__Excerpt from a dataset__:
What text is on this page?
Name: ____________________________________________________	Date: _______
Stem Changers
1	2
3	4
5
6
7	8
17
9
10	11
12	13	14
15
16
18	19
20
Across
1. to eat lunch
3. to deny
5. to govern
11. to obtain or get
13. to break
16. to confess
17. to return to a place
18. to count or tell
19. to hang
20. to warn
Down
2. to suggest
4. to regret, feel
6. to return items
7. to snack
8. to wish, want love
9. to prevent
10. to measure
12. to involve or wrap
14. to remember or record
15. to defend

__Exercise details__:
Make a verbatim copy of every entry shown above.

__The response__:
What text is on this page?
Name: ____________________________________________________	Date: _______
Stem Changers
1	2
3	4
5
6
7	8
17
9
10	11
12	13	14
15
16
18	19
20
Across
1. to eat lunch
3. to deny
5. to govern
11. to obtain or get
13. to break
16. to confess
17. to return to a place
18. to count or tell
19. to hang
20. to warn
Down
2. to suggest
4. to regret, feel
6. to return items
7. to snack
8. to wish, want love
9. to prevent
10. to measure
12. to involve or wrap
14. to remember or record
15. to defend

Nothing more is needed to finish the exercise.